• Problem to solve:
List each line holding the string "Rozpoznaje".

───── Dataset excerpts ─────

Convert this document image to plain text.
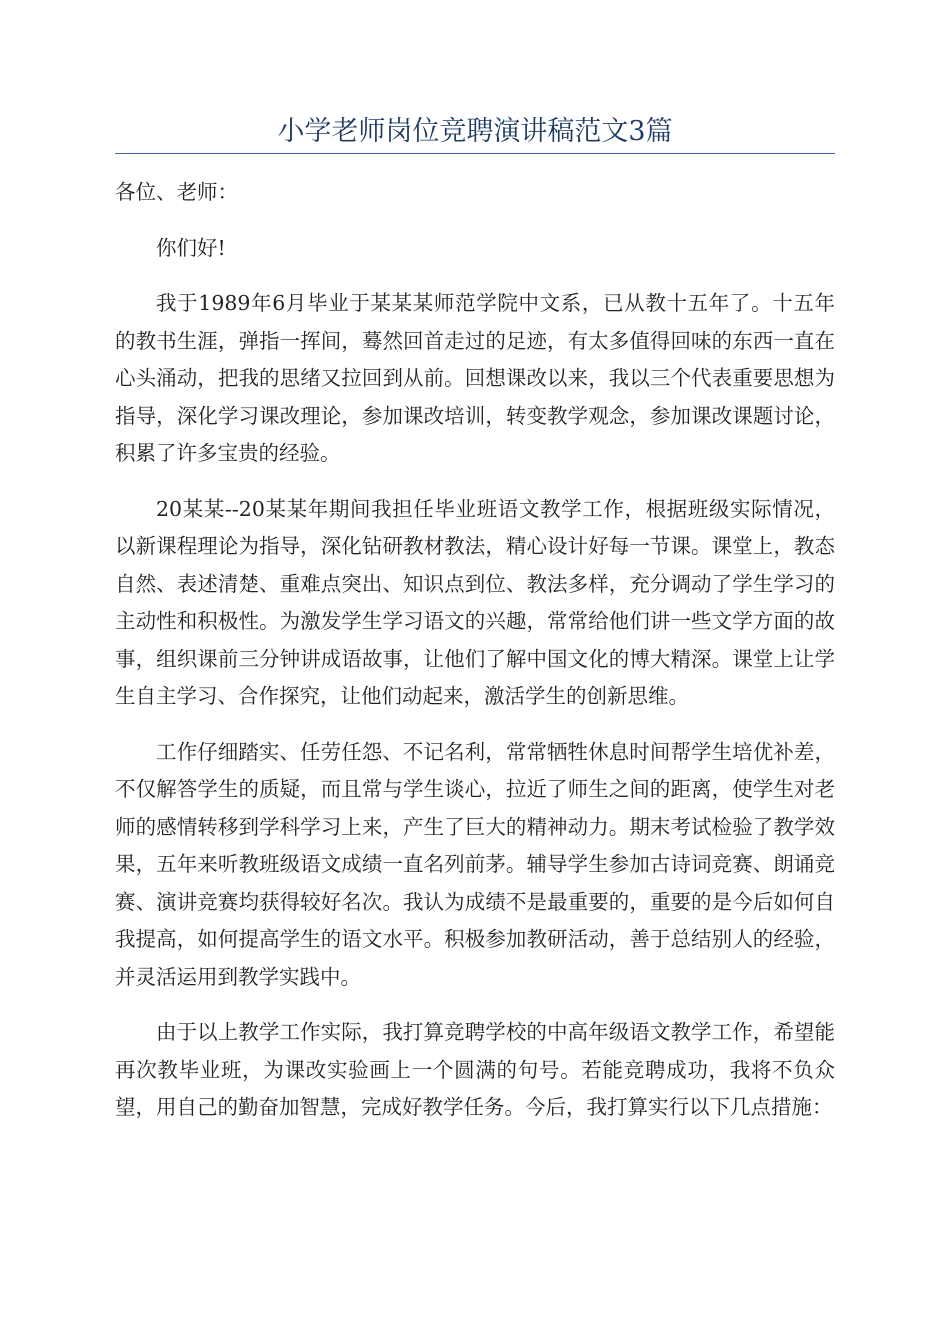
小学老师岗位竞聘演讲稿范文3篇

各位、老师：

你们好!

我于1989年6月毕业于某某某师范学院中文系，已从教十五年了。十五年的教书生涯，弹指一挥间，蓦然回首走过的足迹，有太多值得回味的东西一直在心头涌动，把我的思绪又拉回到从前。回想课改以来，我以三个代表重要思想为指导，深化学习课改理论，参加课改培训，转变教学观念，参加课改课题讨论，积累了许多宝贵的经验。

20某某--20某某年期间我担任毕业班语文教学工作，根据班级实际情况，以新课程理论为指导，深化钻研教材教法，精心设计好每一节课。课堂上，教态自然、表述清楚、重难点突出、知识点到位、教法多样，充分调动了学生学习的主动性和积极性。为激发学生学习语文的兴趣，常常给他们讲一些文学方面的故事，组织课前三分钟讲成语故事，让他们了解中国文化的博大精深。课堂上让学生自主学习、合作探究，让他们动起来，激活学生的创新思维。

工作仔细踏实、任劳任怨、不记名利，常常牺牲休息时间帮学生培优补差，不仅解答学生的质疑，而且常与学生谈心，拉近了师生之间的距离，使学生对老师的感情转移到学科学习上来，产生了巨大的精神动力。期末考试检验了教学效果，五年来听教班级语文成绩一直名列前茅。辅导学生参加古诗词竞赛、朗诵竞赛、演讲竞赛均获得较好名次。我认为成绩不是最重要的，重要的是今后如何自我提高，如何提高学生的语文水平。积极参加教研活动，善于总结别人的经验，并灵活运用到教学实践中。

由于以上教学工作实际，我打算竞聘学校的中高年级语文教学工作，希望能再次教毕业班，为课改实验画上一个圆满的句号。若能竞聘成功，我将不负众望，用自己的勤奋加智慧，完成好教学任务。今后，我打算实行以下几点措施：
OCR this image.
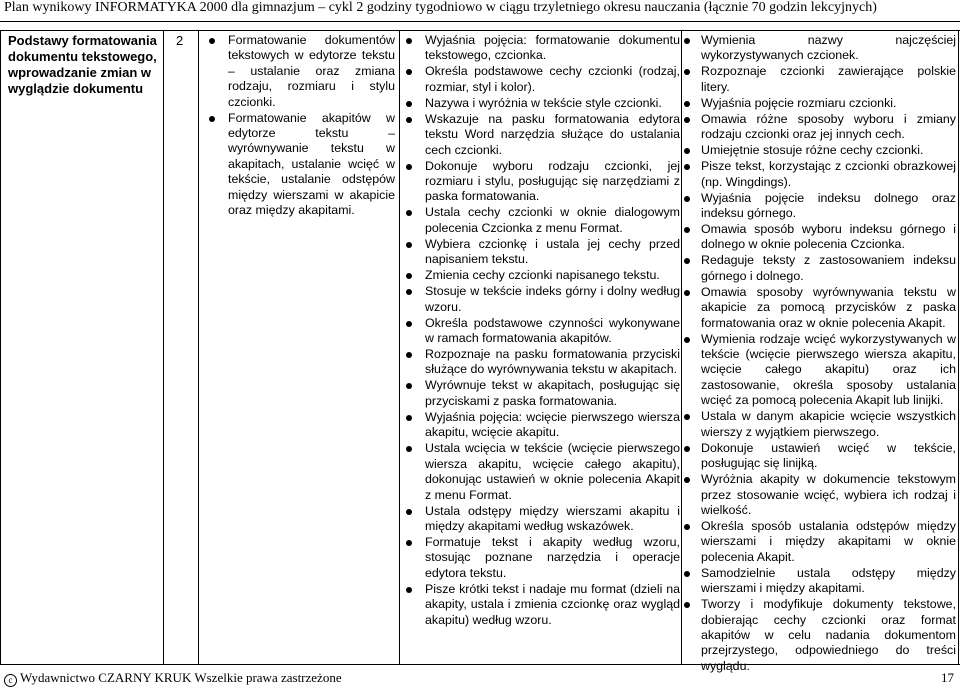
Plan wynikowy INFORMATYKA 2000 dla gimnazjum – cykl 2 godziny tygodniowo w ciągu trzyletniego okresu nauczania (łącznie 70 godzin lekcyjnych)
Podstawy formatowania dokumentu tekstowego, wprowadzanie zmian w wyglądzie dokumentu
2	Formatowanie dokumentów tekstowych w edytorze tekstu – ustalanie oraz zmiana rodzaju, rozmiaru i stylu czcionki.
Formatowanie akapitów w edytorze tekstu – wyrównywanie tekstu w akapitach, ustalanie wcięć w tekście, ustalanie odstępów między wierszami w akapicie oraz między akapitami.
Wyjaśnia pojęcia: formatowanie dokumentu tekstowego, czcionka.
Określa podstawowe cechy czcionki (rodzaj, rozmiar, styl i kolor).
Nazywa i wyróżnia w tekście style czcionki.
Wskazuje na pasku formatowania edytora tekstu Word narzędzia służące do ustalania cech czcionki.
Dokonuje wyboru rodzaju czcionki, jej rozmiaru i stylu, posługując się narzędziami z paska formatowania.
Ustala cechy czcionki w oknie dialogowym polecenia Czcionka z menu Format.
Wybiera czcionkę i ustala jej cechy przed napisaniem tekstu.
Zmienia cechy czcionki napisanego tekstu.
Stosuje w tekście indeks górny i dolny według wzoru.
Określa podstawowe czynności wykonywane w ramach formatowania akapitów.
Rozpoznaje na pasku formatowania przyciski służące do wyrównywania tekstu w akapitach.
Wyrównuje tekst w akapitach, posługując się przyciskami z paska formatowania.
Wyjaśnia pojęcia: wcięcie pierwszego wiersza akapitu, wcięcie akapitu.
Ustala wcięcia w tekście (wcięcie pierwszego wiersza akapitu, wcięcie całego akapitu), dokonując ustawień w oknie polecenia Akapit z menu Format.
Ustala odstępy między wierszami akapitu i między akapitami według wskazówek.
Formatuje tekst i akapity według wzoru, stosując poznane narzędzia i operacje edytora tekstu.
Pisze krótki tekst i nadaje mu format (dzieli na akapity, ustala i zmienia czcionkę oraz wygląd akapitu) według wzoru.
Wymienia nazwy najczęściej wykorzystywanych czcionek.
Rozpoznaje czcionki zawierające polskie litery.
Wyjaśnia pojęcie rozmiaru czcionki.
Omawia różne sposoby wyboru i zmiany rodzaju czcionki oraz jej innych cech.
Umiejętnie stosuje różne cechy czcionki.
Pisze tekst, korzystając z czcionki obrazkowej (np. Wingdings).
Wyjaśnia pojęcie indeksu dolnego oraz indeksu górnego.
Omawia sposób wyboru indeksu górnego i dolnego w oknie polecenia Czcionka.
Redaguje teksty z zastosowaniem indeksu górnego i dolnego.
Omawia sposoby wyrównywania tekstu w akapicie za pomocą przycisków z paska formatowania oraz w oknie polecenia Akapit.
Wymienia rodzaje wcięć wykorzystywanych w tekście (wcięcie pierwszego wiersza akapitu, wcięcie całego akapitu) oraz ich zastosowanie, określa sposoby ustalania wcięć za pomocą polecenia Akapit lub linijki.
Ustala w danym akapicie wcięcie wszystkich wierszy z wyjątkiem pierwszego.
Dokonuje ustawień wcięć w tekście, posługując się linijką.
Wyróżnia akapity w dokumencie tekstowym przez stosowanie wcięć, wybiera ich rodzaj i wielkość.
Określa sposób ustalania odstępów między wierszami i między akapitami w oknie polecenia Akapit.
Samodzielnie ustala odstępy między wierszami i między akapitami.
Tworzy i modyfikuje dokumenty tekstowe, dobierając cechy czcionki oraz format akapitów w celu nadania dokumentom przejrzystego, odpowiedniego do treści wyglądu.
c Wydawnictwo CZARNY KRUK Wszelkie prawa zastrzeżone	17
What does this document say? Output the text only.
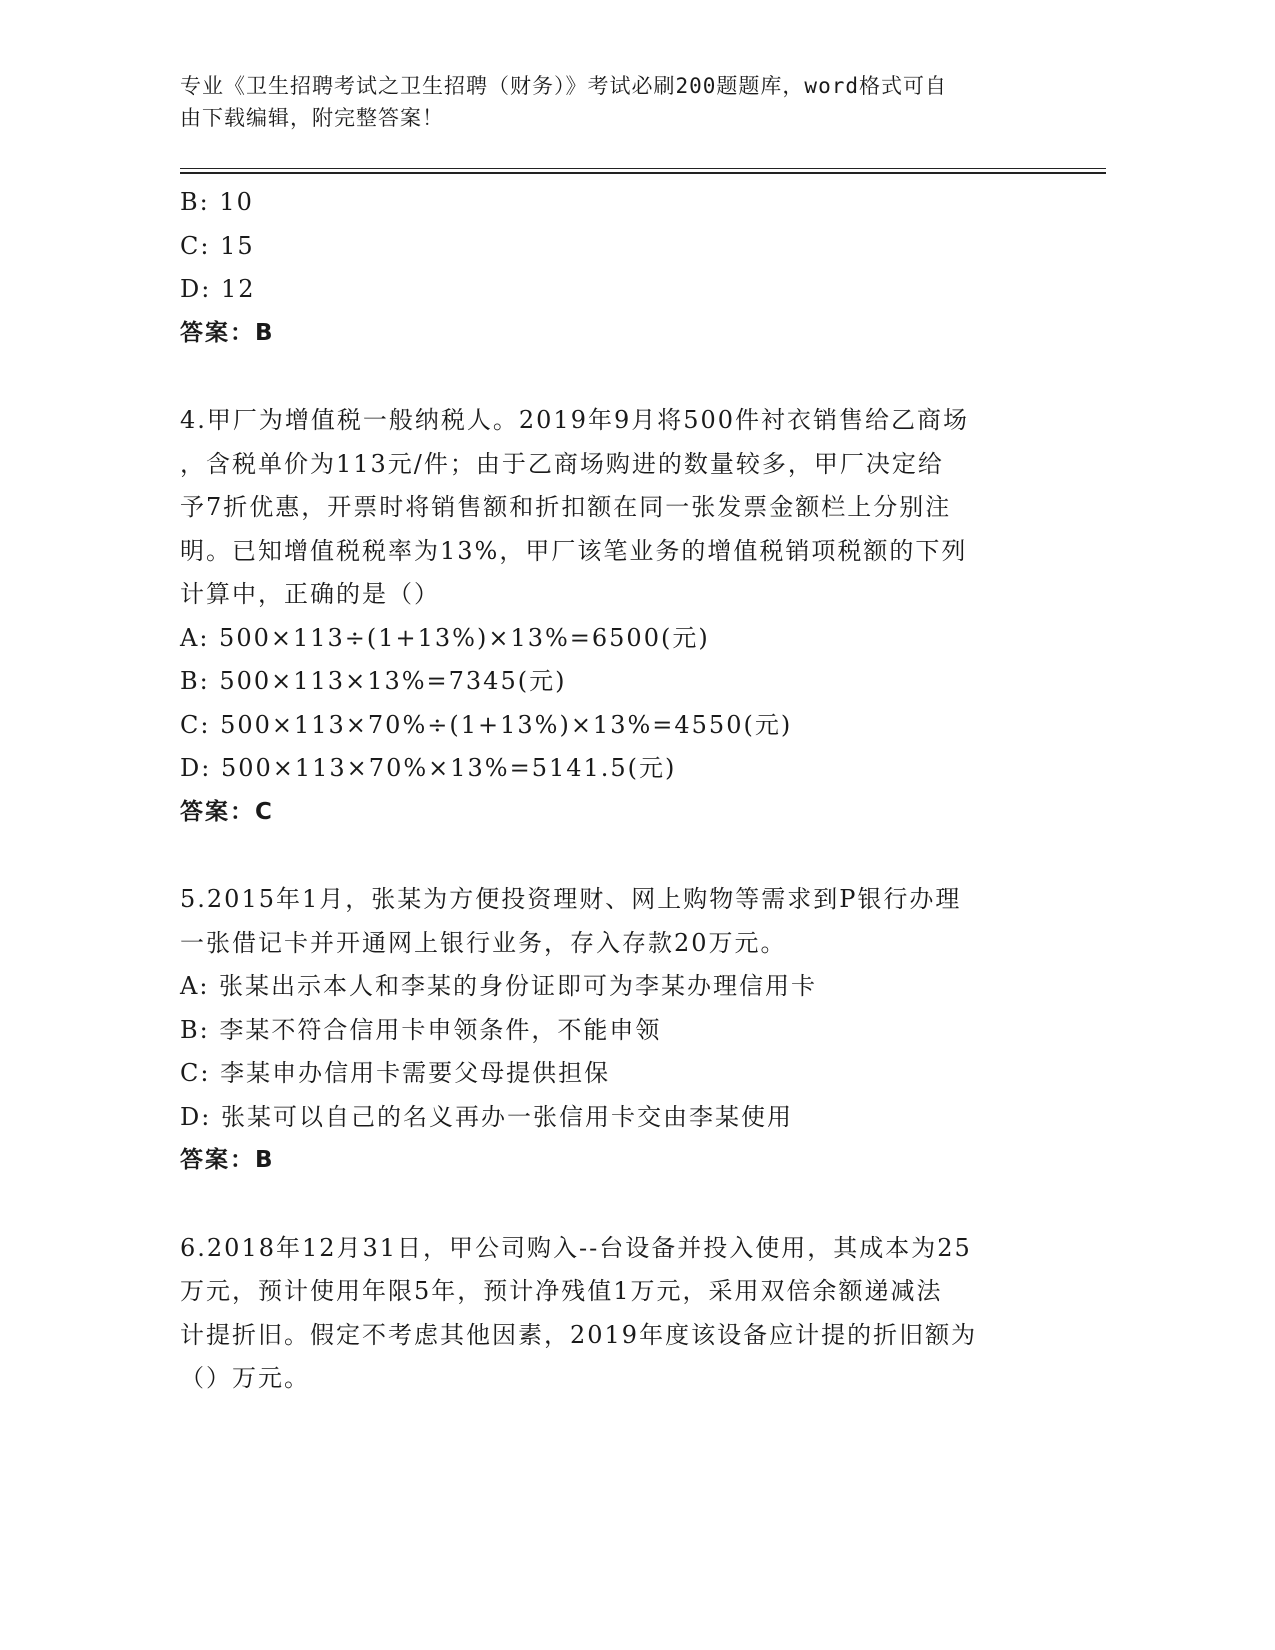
专业《卫生招聘考试之卫生招聘（财务）》考试必刷200题题库，word格式可自
由下载编辑，附完整答案！
B: 10
C: 15
D: 12
答案：B
4.甲厂为增值税一般纳税人。2019年9月将500件衬衣销售给乙商场
，含税单价为113元/件；由于乙商场购进的数量较多，甲厂决定给
予7折优惠，开票时将销售额和折扣额在同一张发票金额栏上分别注
明。已知增值税税率为13%，甲厂该笔业务的增值税销项税额的下列
计算中，正确的是（）
A: 500×113÷(1+13%)×13%=6500(元)
B: 500×113×13%=7345(元)
C: 500×113×70%÷(1+13%)×13%=4550(元)
D: 500×113×70%×13%=5141.5(元)
答案：C
5.2015年1月，张某为方便投资理财、网上购物等需求到P银行办理
一张借记卡并开通网上银行业务，存入存款20万元。
A: 张某出示本人和李某的身份证即可为李某办理信用卡
B: 李某不符合信用卡申领条件，不能申领
C: 李某申办信用卡需要父母提供担保
D: 张某可以自己的名义再办一张信用卡交由李某使用
答案：B
6.2018年12月31日，甲公司购入--台设备并投入使用，其成本为25
万元，预计使用年限5年，预计净残值1万元，采用双倍余额递减法
计提折旧。假定不考虑其他因素，2019年度该设备应计提的折旧额为
（）万元。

─────

• Reply:
Rozpoznaje na pasku formatowania przyciski służące do wyrównywania tekstu w akapitach.
Rozpoznaje czcionki zawierające polskie litery.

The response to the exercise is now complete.